Description of the task:
Restate the records in their entirety, word for word.

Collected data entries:
---

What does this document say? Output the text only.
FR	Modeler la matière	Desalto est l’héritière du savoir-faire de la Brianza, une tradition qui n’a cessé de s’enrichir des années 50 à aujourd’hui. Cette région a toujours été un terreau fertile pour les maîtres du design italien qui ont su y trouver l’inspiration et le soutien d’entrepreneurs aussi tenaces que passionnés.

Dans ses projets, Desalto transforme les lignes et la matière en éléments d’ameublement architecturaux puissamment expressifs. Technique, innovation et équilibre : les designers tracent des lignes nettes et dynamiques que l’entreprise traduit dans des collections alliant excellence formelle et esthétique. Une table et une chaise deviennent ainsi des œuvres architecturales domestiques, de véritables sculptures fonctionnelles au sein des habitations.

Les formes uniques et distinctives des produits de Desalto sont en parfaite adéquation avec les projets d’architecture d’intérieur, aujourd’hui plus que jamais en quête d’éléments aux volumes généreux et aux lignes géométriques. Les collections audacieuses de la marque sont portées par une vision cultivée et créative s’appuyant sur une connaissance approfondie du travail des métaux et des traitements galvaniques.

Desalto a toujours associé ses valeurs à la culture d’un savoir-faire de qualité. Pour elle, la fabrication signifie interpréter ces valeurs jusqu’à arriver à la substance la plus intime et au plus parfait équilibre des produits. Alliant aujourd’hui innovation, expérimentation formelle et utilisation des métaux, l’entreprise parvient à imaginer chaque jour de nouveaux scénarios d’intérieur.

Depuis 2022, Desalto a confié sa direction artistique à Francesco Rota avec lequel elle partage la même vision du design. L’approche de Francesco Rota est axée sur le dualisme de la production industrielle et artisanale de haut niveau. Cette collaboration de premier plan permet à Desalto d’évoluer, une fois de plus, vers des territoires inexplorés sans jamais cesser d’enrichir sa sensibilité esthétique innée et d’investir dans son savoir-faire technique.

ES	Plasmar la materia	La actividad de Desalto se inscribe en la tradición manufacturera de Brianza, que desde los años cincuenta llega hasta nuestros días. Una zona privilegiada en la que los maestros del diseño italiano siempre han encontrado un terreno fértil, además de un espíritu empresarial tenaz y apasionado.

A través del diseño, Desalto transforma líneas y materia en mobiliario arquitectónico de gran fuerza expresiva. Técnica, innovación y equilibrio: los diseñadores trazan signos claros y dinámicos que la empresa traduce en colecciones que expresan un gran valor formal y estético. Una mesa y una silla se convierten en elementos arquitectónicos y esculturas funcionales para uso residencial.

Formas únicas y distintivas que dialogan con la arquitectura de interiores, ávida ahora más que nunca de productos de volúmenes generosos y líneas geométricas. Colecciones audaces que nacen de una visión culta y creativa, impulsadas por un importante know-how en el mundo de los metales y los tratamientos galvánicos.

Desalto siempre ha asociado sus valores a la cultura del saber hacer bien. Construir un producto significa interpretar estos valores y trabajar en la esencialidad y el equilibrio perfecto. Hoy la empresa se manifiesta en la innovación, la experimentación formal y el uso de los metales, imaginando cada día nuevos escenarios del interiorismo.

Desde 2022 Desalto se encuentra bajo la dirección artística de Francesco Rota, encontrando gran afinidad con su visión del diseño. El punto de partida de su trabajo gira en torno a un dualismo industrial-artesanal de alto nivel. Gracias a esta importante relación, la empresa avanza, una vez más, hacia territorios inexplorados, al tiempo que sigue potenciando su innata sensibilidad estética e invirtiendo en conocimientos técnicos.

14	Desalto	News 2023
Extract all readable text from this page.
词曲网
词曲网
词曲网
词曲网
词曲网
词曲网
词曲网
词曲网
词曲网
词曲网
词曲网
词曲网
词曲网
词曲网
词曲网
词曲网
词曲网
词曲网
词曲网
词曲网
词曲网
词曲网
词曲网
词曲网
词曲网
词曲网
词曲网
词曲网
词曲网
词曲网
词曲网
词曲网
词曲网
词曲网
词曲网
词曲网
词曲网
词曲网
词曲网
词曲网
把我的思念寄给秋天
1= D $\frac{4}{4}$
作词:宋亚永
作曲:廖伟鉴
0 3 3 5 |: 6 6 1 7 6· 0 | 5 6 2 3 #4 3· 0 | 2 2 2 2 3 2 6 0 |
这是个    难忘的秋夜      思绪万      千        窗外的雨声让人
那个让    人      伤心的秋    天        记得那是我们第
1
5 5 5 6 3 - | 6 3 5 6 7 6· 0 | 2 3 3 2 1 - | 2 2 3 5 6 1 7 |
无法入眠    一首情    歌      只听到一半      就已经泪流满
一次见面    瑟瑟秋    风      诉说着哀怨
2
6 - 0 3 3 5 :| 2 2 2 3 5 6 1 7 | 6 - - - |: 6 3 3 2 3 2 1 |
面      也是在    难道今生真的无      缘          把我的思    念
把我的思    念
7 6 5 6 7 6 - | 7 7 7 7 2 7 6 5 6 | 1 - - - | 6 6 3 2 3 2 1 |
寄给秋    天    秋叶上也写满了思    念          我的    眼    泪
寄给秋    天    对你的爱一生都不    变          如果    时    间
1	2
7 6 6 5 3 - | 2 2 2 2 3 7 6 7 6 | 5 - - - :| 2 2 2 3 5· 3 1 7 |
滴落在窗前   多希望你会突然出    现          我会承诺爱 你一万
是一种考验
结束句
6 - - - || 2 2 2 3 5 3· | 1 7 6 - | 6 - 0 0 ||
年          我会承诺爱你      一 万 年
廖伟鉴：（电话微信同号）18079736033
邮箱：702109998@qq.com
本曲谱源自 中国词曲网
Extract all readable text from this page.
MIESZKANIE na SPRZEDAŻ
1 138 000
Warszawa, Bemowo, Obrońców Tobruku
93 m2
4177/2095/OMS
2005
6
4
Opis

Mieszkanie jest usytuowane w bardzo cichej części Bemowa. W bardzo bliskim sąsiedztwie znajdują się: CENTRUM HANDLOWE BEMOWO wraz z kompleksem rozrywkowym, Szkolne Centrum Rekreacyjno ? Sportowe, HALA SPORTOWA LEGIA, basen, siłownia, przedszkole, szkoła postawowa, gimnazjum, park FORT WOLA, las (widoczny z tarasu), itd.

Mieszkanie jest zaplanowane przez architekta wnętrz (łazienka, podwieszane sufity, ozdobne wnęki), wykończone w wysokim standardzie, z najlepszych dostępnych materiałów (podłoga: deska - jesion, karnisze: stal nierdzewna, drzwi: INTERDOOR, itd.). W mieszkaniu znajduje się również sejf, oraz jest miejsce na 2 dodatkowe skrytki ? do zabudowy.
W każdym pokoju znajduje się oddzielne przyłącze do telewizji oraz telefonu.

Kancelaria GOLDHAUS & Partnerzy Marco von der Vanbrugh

---

Response:
What does this document say? Output the text only.
FR	Modeler la matière	Desalto est l’héritière du savoir-faire de la Brianza, une tradition qui n’a cessé de s’enrichir des années 50 à aujourd’hui. Cette région a toujours été un terreau fertile pour les maîtres du design italien qui ont su y trouver l’inspiration et le soutien d’entrepreneurs aussi tenaces que passionnés.

Dans ses projets, Desalto transforme les lignes et la matière en éléments d’ameublement architecturaux puissamment expressifs. Technique, innovation et équilibre : les designers tracent des lignes nettes et dynamiques que l’entreprise traduit dans des collections alliant excellence formelle et esthétique. Une table et une chaise deviennent ainsi des œuvres architecturales domestiques, de véritables sculptures fonctionnelles au sein des habitations.

Les formes uniques et distinctives des produits de Desalto sont en parfaite adéquation avec les projets d’architecture d’intérieur, aujourd’hui plus que jamais en quête d’éléments aux volumes généreux et aux lignes géométriques. Les collections audacieuses de la marque sont portées par une vision cultivée et créative s’appuyant sur une connaissance approfondie du travail des métaux et des traitements galvaniques.

Desalto a toujours associé ses valeurs à la culture d’un savoir-faire de qualité. Pour elle, la fabrication signifie interpréter ces valeurs jusqu’à arriver à la substance la plus intime et au plus parfait équilibre des produits. Alliant aujourd’hui innovation, expérimentation formelle et utilisation des métaux, l’entreprise parvient à imaginer chaque jour de nouveaux scénarios d’intérieur.

Depuis 2022, Desalto a confié sa direction artistique à Francesco Rota avec lequel elle partage la même vision du design. L’approche de Francesco Rota est axée sur le dualisme de la production industrielle et artisanale de haut niveau. Cette collaboration de premier plan permet à Desalto d’évoluer, une fois de plus, vers des territoires inexplorés sans jamais cesser d’enrichir sa sensibilité esthétique innée et d’investir dans son savoir-faire technique.

ES	Plasmar la materia	La actividad de Desalto se inscribe en la tradición manufacturera de Brianza, que desde los años cincuenta llega hasta nuestros días. Una zona privilegiada en la que los maestros del diseño italiano siempre han encontrado un terreno fértil, además de un espíritu empresarial tenaz y apasionado.

A través del diseño, Desalto transforma líneas y materia en mobiliario arquitectónico de gran fuerza expresiva. Técnica, innovación y equilibrio: los diseñadores trazan signos claros y dinámicos que la empresa traduce en colecciones que expresan un gran valor formal y estético. Una mesa y una silla se convierten en elementos arquitectónicos y esculturas funcionales para uso residencial.

Formas únicas y distintivas que dialogan con la arquitectura de interiores, ávida ahora más que nunca de productos de volúmenes generosos y líneas geométricas. Colecciones audaces que nacen de una visión culta y creativa, impulsadas por un importante know-how en el mundo de los metales y los tratamientos galvánicos.

Desalto siempre ha asociado sus valores a la cultura del saber hacer bien. Construir un producto significa interpretar estos valores y trabajar en la esencialidad y el equilibrio perfecto. Hoy la empresa se manifiesta en la innovación, la experimentación formal y el uso de los metales, imaginando cada día nuevos escenarios del interiorismo.

Desde 2022 Desalto se encuentra bajo la dirección artística de Francesco Rota, encontrando gran afinidad con su visión del diseño. El punto de partida de su trabajo gira en torno a un dualismo industrial-artesanal de alto nivel. Gracias a esta importante relación, la empresa avanza, una vez más, hacia territorios inexplorados, al tiempo que sigue potenciando su innata sensibilidad estética e invirtiendo en conocimientos técnicos.

14	Desalto	News 2023
Extract all readable text from this page.
词曲网
词曲网
词曲网
词曲网
词曲网
词曲网
词曲网
词曲网
词曲网
词曲网
词曲网
词曲网
词曲网
词曲网
词曲网
词曲网
词曲网
词曲网
词曲网
词曲网
词曲网
词曲网
词曲网
词曲网
词曲网
词曲网
词曲网
词曲网
词曲网
词曲网
词曲网
词曲网
词曲网
词曲网
词曲网
词曲网
词曲网
词曲网
词曲网
词曲网
把我的思念寄给秋天
1= D $\frac{4}{4}$
作词:宋亚永
作曲:廖伟鉴
0 3 3 5 |: 6 6 1 7 6· 0 | 5 6 2 3 #4 3· 0 | 2 2 2 2 3 2 6 0 |
这是个    难忘的秋夜      思绪万      千        窗外的雨声让人
那个让    人      伤心的秋    天        记得那是我们第
1
5 5 5 6 3 - | 6 3 5 6 7 6· 0 | 2 3 3 2 1 - | 2 2 3 5 6 1 7 |
无法入眠    一首情    歌      只听到一半      就已经泪流满
一次见面    瑟瑟秋    风      诉说着哀怨
2
6 - 0 3 3 5 :| 2 2 2 3 5 6 1 7 | 6 - - - |: 6 3 3 2 3 2 1 |
面      也是在    难道今生真的无      缘          把我的思    念
把我的思    念
7 6 5 6 7 6 - | 7 7 7 7 2 7 6 5 6 | 1 - - - | 6 6 3 2 3 2 1 |
寄给秋    天    秋叶上也写满了思    念          我的    眼    泪
寄给秋    天    对你的爱一生都不    变          如果    时    间
1	2
7 6 6 5 3 - | 2 2 2 2 3 7 6 7 6 | 5 - - - :| 2 2 2 3 5· 3 1 7 |
滴落在窗前   多希望你会突然出    现          我会承诺爱 你一万
是一种考验
结束句
6 - - - || 2 2 2 3 5 3· | 1 7 6 - | 6 - 0 0 ||
年          我会承诺爱你      一 万 年
廖伟鉴：（电话微信同号）18079736033
邮箱：702109998@qq.com
本曲谱源自 中国词曲网
Extract all readable text from this page.
MIESZKANIE na SPRZEDAŻ
1 138 000
Warszawa, Bemowo, Obrońców Tobruku
93 m2
4177/2095/OMS
2005
6
4
Opis

Mieszkanie jest usytuowane w bardzo cichej części Bemowa. W bardzo bliskim sąsiedztwie znajdują się: CENTRUM HANDLOWE BEMOWO wraz z kompleksem rozrywkowym, Szkolne Centrum Rekreacyjno ? Sportowe, HALA SPORTOWA LEGIA, basen, siłownia, przedszkole, szkoła postawowa, gimnazjum, park FORT WOLA, las (widoczny z tarasu), itd.

Mieszkanie jest zaplanowane przez architekta wnętrz (łazienka, podwieszane sufity, ozdobne wnęki), wykończone w wysokim standardzie, z najlepszych dostępnych materiałów (podłoga: deska - jesion, karnisze: stal nierdzewna, drzwi: INTERDOOR, itd.). W mieszkaniu znajduje się również sejf, oraz jest miejsce na 2 dodatkowe skrytki ? do zabudowy.
W każdym pokoju znajduje się oddzielne przyłącze do telewizji oraz telefonu.

Kancelaria GOLDHAUS & Partnerzy Marco von der Vanbrugh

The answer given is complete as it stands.